* TASK OBJECTIVE *
The data below must be copied in full and without any change.

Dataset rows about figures
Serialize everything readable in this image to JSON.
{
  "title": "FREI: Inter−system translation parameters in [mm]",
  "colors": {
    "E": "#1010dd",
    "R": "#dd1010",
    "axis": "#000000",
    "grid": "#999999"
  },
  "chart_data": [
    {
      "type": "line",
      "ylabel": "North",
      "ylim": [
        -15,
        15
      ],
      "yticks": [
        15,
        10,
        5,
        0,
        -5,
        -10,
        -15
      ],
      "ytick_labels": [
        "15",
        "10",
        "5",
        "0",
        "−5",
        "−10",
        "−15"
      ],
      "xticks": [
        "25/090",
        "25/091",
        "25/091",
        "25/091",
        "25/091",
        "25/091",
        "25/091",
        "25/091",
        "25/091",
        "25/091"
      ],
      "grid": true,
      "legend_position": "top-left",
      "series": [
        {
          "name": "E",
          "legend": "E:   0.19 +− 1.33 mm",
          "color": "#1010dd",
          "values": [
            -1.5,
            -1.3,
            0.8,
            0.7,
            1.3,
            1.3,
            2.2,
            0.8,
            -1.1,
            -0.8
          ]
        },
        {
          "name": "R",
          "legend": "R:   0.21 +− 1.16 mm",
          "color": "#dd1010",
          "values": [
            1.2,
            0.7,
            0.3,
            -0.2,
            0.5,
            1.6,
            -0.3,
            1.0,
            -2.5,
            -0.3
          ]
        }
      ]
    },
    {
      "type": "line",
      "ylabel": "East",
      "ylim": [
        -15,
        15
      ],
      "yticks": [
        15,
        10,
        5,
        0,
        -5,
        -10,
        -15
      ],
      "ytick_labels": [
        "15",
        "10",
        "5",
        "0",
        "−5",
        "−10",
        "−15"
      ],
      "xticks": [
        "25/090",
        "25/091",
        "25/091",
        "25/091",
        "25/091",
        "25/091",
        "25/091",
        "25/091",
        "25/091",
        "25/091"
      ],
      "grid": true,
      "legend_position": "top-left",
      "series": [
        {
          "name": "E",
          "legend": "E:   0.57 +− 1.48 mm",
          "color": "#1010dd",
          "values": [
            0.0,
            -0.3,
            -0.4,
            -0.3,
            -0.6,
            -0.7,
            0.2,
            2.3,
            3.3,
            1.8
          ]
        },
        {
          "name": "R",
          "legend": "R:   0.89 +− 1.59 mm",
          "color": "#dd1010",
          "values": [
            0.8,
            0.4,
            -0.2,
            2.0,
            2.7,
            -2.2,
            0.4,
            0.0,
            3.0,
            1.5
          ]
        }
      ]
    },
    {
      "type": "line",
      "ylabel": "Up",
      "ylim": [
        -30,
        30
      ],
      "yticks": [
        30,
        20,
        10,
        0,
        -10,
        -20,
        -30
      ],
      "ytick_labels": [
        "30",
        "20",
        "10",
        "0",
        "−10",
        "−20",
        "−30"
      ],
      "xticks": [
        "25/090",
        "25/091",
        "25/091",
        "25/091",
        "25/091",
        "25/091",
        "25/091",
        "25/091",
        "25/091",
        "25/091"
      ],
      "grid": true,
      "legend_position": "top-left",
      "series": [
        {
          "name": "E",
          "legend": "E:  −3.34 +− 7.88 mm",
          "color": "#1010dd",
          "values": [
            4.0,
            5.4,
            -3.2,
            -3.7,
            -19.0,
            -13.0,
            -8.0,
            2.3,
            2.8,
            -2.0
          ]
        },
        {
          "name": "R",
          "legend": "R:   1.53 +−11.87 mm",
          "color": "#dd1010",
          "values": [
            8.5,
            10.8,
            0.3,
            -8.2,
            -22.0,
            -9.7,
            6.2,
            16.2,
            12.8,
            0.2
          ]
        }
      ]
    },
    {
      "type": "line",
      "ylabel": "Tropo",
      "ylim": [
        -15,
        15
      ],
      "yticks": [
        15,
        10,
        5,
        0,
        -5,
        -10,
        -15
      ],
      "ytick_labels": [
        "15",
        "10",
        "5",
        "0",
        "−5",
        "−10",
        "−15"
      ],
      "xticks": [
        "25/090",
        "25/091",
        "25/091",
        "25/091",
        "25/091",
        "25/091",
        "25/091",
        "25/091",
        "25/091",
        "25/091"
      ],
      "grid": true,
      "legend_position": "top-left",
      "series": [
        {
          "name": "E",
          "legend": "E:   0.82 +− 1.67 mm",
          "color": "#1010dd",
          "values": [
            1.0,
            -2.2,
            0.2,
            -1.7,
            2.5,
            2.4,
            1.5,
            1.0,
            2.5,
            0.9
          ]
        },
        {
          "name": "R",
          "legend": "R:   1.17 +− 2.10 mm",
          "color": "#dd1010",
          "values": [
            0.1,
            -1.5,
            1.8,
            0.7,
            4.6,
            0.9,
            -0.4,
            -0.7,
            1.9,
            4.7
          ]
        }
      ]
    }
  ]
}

* EXERCISE ANSWER *
Serialize everything readable in this image to JSON.
{
  "title": "FREI: Inter−system translation parameters in [mm]",
  "colors": {
    "E": "#1010dd",
    "R": "#dd1010",
    "axis": "#000000",
    "grid": "#999999"
  },
  "chart_data": [
    {
      "type": "line",
      "ylabel": "North",
      "ylim": [
        -15,
        15
      ],
      "yticks": [
        15,
        10,
        5,
        0,
        -5,
        -10,
        -15
      ],
      "ytick_labels": [
        "15",
        "10",
        "5",
        "0",
        "−5",
        "−10",
        "−15"
      ],
      "xticks": [
        "25/090",
        "25/091",
        "25/091",
        "25/091",
        "25/091",
        "25/091",
        "25/091",
        "25/091",
        "25/091",
        "25/091"
      ],
      "grid": true,
      "legend_position": "top-left",
      "series": [
        {
          "name": "E",
          "legend": "E:   0.19 +− 1.33 mm",
          "color": "#1010dd",
          "values": [
            -1.5,
            -1.3,
            0.8,
            0.7,
            1.3,
            1.3,
            2.2,
            0.8,
            -1.1,
            -0.8
          ]
        },
        {
          "name": "R",
          "legend": "R:   0.21 +− 1.16 mm",
          "color": "#dd1010",
          "values": [
            1.2,
            0.7,
            0.3,
            -0.2,
            0.5,
            1.6,
            -0.3,
            1.0,
            -2.5,
            -0.3
          ]
        }
      ]
    },
    {
      "type": "line",
      "ylabel": "East",
      "ylim": [
        -15,
        15
      ],
      "yticks": [
        15,
        10,
        5,
        0,
        -5,
        -10,
        -15
      ],
      "ytick_labels": [
        "15",
        "10",
        "5",
        "0",
        "−5",
        "−10",
        "−15"
      ],
      "xticks": [
        "25/090",
        "25/091",
        "25/091",
        "25/091",
        "25/091",
        "25/091",
        "25/091",
        "25/091",
        "25/091",
        "25/091"
      ],
      "grid": true,
      "legend_position": "top-left",
      "series": [
        {
          "name": "E",
          "legend": "E:   0.57 +− 1.48 mm",
          "color": "#1010dd",
          "values": [
            0.0,
            -0.3,
            -0.4,
            -0.3,
            -0.6,
            -0.7,
            0.2,
            2.3,
            3.3,
            1.8
          ]
        },
        {
          "name": "R",
          "legend": "R:   0.89 +− 1.59 mm",
          "color": "#dd1010",
          "values": [
            0.8,
            0.4,
            -0.2,
            2.0,
            2.7,
            -2.2,
            0.4,
            0.0,
            3.0,
            1.5
          ]
        }
      ]
    },
    {
      "type": "line",
      "ylabel": "Up",
      "ylim": [
        -30,
        30
      ],
      "yticks": [
        30,
        20,
        10,
        0,
        -10,
        -20,
        -30
      ],
      "ytick_labels": [
        "30",
        "20",
        "10",
        "0",
        "−10",
        "−20",
        "−30"
      ],
      "xticks": [
        "25/090",
        "25/091",
        "25/091",
        "25/091",
        "25/091",
        "25/091",
        "25/091",
        "25/091",
        "25/091",
        "25/091"
      ],
      "grid": true,
      "legend_position": "top-left",
      "series": [
        {
          "name": "E",
          "legend": "E:  −3.34 +− 7.88 mm",
          "color": "#1010dd",
          "values": [
            4.0,
            5.4,
            -3.2,
            -3.7,
            -19.0,
            -13.0,
            -8.0,
            2.3,
            2.8,
            -2.0
          ]
        },
        {
          "name": "R",
          "legend": "R:   1.53 +−11.87 mm",
          "color": "#dd1010",
          "values": [
            8.5,
            10.8,
            0.3,
            -8.2,
            -22.0,
            -9.7,
            6.2,
            16.2,
            12.8,
            0.2
          ]
        }
      ]
    },
    {
      "type": "line",
      "ylabel": "Tropo",
      "ylim": [
        -15,
        15
      ],
      "yticks": [
        15,
        10,
        5,
        0,
        -5,
        -10,
        -15
      ],
      "ytick_labels": [
        "15",
        "10",
        "5",
        "0",
        "−5",
        "−10",
        "−15"
      ],
      "xticks": [
        "25/090",
        "25/091",
        "25/091",
        "25/091",
        "25/091",
        "25/091",
        "25/091",
        "25/091",
        "25/091",
        "25/091"
      ],
      "grid": true,
      "legend_position": "top-left",
      "series": [
        {
          "name": "E",
          "legend": "E:   0.82 +− 1.67 mm",
          "color": "#1010dd",
          "values": [
            1.0,
            -2.2,
            0.2,
            -1.7,
            2.5,
            2.4,
            1.5,
            1.0,
            2.5,
            0.9
          ]
        },
        {
          "name": "R",
          "legend": "R:   1.17 +− 2.10 mm",
          "color": "#dd1010",
          "values": [
            0.1,
            -1.5,
            1.8,
            0.7,
            4.6,
            0.9,
            -0.4,
            -0.7,
            1.9,
            4.7
          ]
        }
      ]
    }
  ]
}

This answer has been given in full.